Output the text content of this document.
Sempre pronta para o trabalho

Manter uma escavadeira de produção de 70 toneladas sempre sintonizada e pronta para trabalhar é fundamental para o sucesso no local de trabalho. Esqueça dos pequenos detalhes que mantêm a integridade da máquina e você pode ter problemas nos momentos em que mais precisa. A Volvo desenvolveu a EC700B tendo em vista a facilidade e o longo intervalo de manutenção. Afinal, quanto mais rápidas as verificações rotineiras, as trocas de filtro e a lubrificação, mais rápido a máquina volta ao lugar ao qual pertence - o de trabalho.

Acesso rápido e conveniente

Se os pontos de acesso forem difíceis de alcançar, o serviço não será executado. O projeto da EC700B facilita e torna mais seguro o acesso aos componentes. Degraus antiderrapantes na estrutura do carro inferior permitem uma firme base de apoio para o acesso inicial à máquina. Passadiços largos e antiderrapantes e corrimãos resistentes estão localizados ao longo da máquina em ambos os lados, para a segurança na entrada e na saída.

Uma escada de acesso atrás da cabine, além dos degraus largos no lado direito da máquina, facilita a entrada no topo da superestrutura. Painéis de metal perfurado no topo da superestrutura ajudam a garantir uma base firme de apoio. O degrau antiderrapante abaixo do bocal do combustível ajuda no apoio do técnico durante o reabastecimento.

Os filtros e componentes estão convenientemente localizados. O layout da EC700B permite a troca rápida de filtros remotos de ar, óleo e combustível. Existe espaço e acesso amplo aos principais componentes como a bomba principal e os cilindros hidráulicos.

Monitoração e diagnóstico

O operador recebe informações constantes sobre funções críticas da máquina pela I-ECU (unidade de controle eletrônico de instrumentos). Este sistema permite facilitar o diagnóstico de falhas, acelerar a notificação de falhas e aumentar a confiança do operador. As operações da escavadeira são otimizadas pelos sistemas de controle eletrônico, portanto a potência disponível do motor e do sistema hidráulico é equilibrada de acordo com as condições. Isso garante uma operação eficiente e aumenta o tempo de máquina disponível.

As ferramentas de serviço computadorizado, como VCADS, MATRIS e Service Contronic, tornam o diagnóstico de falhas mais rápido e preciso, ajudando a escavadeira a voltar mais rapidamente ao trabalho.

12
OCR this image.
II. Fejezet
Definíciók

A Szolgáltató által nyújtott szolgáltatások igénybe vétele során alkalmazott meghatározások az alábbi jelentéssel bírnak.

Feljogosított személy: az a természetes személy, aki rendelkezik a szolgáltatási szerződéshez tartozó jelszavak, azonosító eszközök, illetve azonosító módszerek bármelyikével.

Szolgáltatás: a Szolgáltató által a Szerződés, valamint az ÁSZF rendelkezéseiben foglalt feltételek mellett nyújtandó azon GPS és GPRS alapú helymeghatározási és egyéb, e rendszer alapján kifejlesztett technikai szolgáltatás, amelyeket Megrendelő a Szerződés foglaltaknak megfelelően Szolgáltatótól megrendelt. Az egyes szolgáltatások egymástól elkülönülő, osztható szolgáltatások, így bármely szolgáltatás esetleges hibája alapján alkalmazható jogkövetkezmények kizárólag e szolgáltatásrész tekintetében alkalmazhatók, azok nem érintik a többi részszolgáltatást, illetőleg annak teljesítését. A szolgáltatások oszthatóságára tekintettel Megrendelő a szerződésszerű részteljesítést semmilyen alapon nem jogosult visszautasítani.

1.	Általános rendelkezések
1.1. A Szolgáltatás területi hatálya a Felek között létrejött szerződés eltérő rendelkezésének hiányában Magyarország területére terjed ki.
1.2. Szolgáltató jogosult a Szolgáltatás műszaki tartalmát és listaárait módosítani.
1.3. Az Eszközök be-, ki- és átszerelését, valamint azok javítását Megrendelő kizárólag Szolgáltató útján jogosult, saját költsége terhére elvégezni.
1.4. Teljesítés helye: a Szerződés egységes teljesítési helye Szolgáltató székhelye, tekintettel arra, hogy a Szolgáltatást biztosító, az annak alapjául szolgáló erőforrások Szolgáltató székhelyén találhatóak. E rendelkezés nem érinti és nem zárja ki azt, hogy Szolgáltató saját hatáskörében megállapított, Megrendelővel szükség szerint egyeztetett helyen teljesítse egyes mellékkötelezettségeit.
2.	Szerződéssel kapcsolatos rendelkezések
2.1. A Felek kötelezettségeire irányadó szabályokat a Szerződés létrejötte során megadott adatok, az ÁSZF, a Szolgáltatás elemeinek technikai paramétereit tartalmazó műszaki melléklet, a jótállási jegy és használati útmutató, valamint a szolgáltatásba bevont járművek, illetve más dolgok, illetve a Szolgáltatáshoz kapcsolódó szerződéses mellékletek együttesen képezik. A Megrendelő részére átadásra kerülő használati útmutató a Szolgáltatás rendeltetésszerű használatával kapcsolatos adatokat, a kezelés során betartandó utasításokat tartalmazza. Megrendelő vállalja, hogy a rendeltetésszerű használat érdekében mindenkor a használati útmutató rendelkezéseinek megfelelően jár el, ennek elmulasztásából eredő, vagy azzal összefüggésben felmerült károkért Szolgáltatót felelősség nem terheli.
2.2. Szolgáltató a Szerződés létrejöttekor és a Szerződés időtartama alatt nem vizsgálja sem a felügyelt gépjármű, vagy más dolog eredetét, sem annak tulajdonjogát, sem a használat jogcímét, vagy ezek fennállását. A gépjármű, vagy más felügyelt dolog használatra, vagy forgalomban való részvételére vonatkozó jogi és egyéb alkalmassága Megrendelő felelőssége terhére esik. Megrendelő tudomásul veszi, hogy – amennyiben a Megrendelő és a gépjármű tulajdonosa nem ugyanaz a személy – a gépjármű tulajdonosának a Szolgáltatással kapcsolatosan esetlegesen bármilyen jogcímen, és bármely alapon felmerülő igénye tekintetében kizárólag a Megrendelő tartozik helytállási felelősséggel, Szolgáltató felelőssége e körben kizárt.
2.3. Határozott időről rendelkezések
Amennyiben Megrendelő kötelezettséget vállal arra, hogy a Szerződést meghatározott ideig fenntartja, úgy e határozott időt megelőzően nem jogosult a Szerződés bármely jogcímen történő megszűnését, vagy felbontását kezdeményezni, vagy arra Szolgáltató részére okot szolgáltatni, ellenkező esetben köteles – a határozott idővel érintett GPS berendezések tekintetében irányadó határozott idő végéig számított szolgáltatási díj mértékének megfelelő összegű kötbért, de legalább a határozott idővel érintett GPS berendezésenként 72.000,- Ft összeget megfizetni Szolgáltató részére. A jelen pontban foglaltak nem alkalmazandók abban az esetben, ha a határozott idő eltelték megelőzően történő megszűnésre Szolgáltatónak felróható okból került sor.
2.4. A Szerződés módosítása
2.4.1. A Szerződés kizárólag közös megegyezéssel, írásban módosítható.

-----

Print the whole listing again, exactly.

*Correct output*:
Output the text content of this document.
Sempre pronta para o trabalho

Manter uma escavadeira de produção de 70 toneladas sempre sintonizada e pronta para trabalhar é fundamental para o sucesso no local de trabalho. Esqueça dos pequenos detalhes que mantêm a integridade da máquina e você pode ter problemas nos momentos em que mais precisa. A Volvo desenvolveu a EC700B tendo em vista a facilidade e o longo intervalo de manutenção. Afinal, quanto mais rápidas as verificações rotineiras, as trocas de filtro e a lubrificação, mais rápido a máquina volta ao lugar ao qual pertence - o de trabalho.

Acesso rápido e conveniente

Se os pontos de acesso forem difíceis de alcançar, o serviço não será executado. O projeto da EC700B facilita e torna mais seguro o acesso aos componentes. Degraus antiderrapantes na estrutura do carro inferior permitem uma firme base de apoio para o acesso inicial à máquina. Passadiços largos e antiderrapantes e corrimãos resistentes estão localizados ao longo da máquina em ambos os lados, para a segurança na entrada e na saída.

Uma escada de acesso atrás da cabine, além dos degraus largos no lado direito da máquina, facilita a entrada no topo da superestrutura. Painéis de metal perfurado no topo da superestrutura ajudam a garantir uma base firme de apoio. O degrau antiderrapante abaixo do bocal do combustível ajuda no apoio do técnico durante o reabastecimento.

Os filtros e componentes estão convenientemente localizados. O layout da EC700B permite a troca rápida de filtros remotos de ar, óleo e combustível. Existe espaço e acesso amplo aos principais componentes como a bomba principal e os cilindros hidráulicos.

Monitoração e diagnóstico

O operador recebe informações constantes sobre funções críticas da máquina pela I-ECU (unidade de controle eletrônico de instrumentos). Este sistema permite facilitar o diagnóstico de falhas, acelerar a notificação de falhas e aumentar a confiança do operador. As operações da escavadeira são otimizadas pelos sistemas de controle eletrônico, portanto a potência disponível do motor e do sistema hidráulico é equilibrada de acordo com as condições. Isso garante uma operação eficiente e aumenta o tempo de máquina disponível.

As ferramentas de serviço computadorizado, como VCADS, MATRIS e Service Contronic, tornam o diagnóstico de falhas mais rápido e preciso, ajudando a escavadeira a voltar mais rapidamente ao trabalho.

12
OCR this image.
II. Fejezet
Definíciók

A Szolgáltató által nyújtott szolgáltatások igénybe vétele során alkalmazott meghatározások az alábbi jelentéssel bírnak.

Feljogosított személy: az a természetes személy, aki rendelkezik a szolgáltatási szerződéshez tartozó jelszavak, azonosító eszközök, illetve azonosító módszerek bármelyikével.

Szolgáltatás: a Szolgáltató által a Szerződés, valamint az ÁSZF rendelkezéseiben foglalt feltételek mellett nyújtandó azon GPS és GPRS alapú helymeghatározási és egyéb, e rendszer alapján kifejlesztett technikai szolgáltatás, amelyeket Megrendelő a Szerződés foglaltaknak megfelelően Szolgáltatótól megrendelt. Az egyes szolgáltatások egymástól elkülönülő, osztható szolgáltatások, így bármely szolgáltatás esetleges hibája alapján alkalmazható jogkövetkezmények kizárólag e szolgáltatásrész tekintetében alkalmazhatók, azok nem érintik a többi részszolgáltatást, illetőleg annak teljesítését. A szolgáltatások oszthatóságára tekintettel Megrendelő a szerződésszerű részteljesítést semmilyen alapon nem jogosult visszautasítani.

1.	Általános rendelkezések
1.1. A Szolgáltatás területi hatálya a Felek között létrejött szerződés eltérő rendelkezésének hiányában Magyarország területére terjed ki.
1.2. Szolgáltató jogosult a Szolgáltatás műszaki tartalmát és listaárait módosítani.
1.3. Az Eszközök be-, ki- és átszerelését, valamint azok javítását Megrendelő kizárólag Szolgáltató útján jogosult, saját költsége terhére elvégezni.
1.4. Teljesítés helye: a Szerződés egységes teljesítési helye Szolgáltató székhelye, tekintettel arra, hogy a Szolgáltatást biztosító, az annak alapjául szolgáló erőforrások Szolgáltató székhelyén találhatóak. E rendelkezés nem érinti és nem zárja ki azt, hogy Szolgáltató saját hatáskörében megállapított, Megrendelővel szükség szerint egyeztetett helyen teljesítse egyes mellékkötelezettségeit.
2.	Szerződéssel kapcsolatos rendelkezések
2.1. A Felek kötelezettségeire irányadó szabályokat a Szerződés létrejötte során megadott adatok, az ÁSZF, a Szolgáltatás elemeinek technikai paramétereit tartalmazó műszaki melléklet, a jótállási jegy és használati útmutató, valamint a szolgáltatásba bevont járművek, illetve más dolgok, illetve a Szolgáltatáshoz kapcsolódó szerződéses mellékletek együttesen képezik. A Megrendelő részére átadásra kerülő használati útmutató a Szolgáltatás rendeltetésszerű használatával kapcsolatos adatokat, a kezelés során betartandó utasításokat tartalmazza. Megrendelő vállalja, hogy a rendeltetésszerű használat érdekében mindenkor a használati útmutató rendelkezéseinek megfelelően jár el, ennek elmulasztásából eredő, vagy azzal összefüggésben felmerült károkért Szolgáltatót felelősség nem terheli.
2.2. Szolgáltató a Szerződés létrejöttekor és a Szerződés időtartama alatt nem vizsgálja sem a felügyelt gépjármű, vagy más dolog eredetét, sem annak tulajdonjogát, sem a használat jogcímét, vagy ezek fennállását. A gépjármű, vagy más felügyelt dolog használatra, vagy forgalomban való részvételére vonatkozó jogi és egyéb alkalmassága Megrendelő felelőssége terhére esik. Megrendelő tudomásul veszi, hogy – amennyiben a Megrendelő és a gépjármű tulajdonosa nem ugyanaz a személy – a gépjármű tulajdonosának a Szolgáltatással kapcsolatosan esetlegesen bármilyen jogcímen, és bármely alapon felmerülő igénye tekintetében kizárólag a Megrendelő tartozik helytállási felelősséggel, Szolgáltató felelőssége e körben kizárt.
2.3. Határozott időről rendelkezések
Amennyiben Megrendelő kötelezettséget vállal arra, hogy a Szerződést meghatározott ideig fenntartja, úgy e határozott időt megelőzően nem jogosult a Szerződés bármely jogcímen történő megszűnését, vagy felbontását kezdeményezni, vagy arra Szolgáltató részére okot szolgáltatni, ellenkező esetben köteles – a határozott idővel érintett GPS berendezések tekintetében irányadó határozott idő végéig számított szolgáltatási díj mértékének megfelelő összegű kötbért, de legalább a határozott idővel érintett GPS berendezésenként 72.000,- Ft összeget megfizetni Szolgáltató részére. A jelen pontban foglaltak nem alkalmazandók abban az esetben, ha a határozott idő eltelték megelőzően történő megszűnésre Szolgáltatónak felróható okból került sor.
2.4. A Szerződés módosítása
2.4.1. A Szerződés kizárólag közös megegyezéssel, írásban módosítható.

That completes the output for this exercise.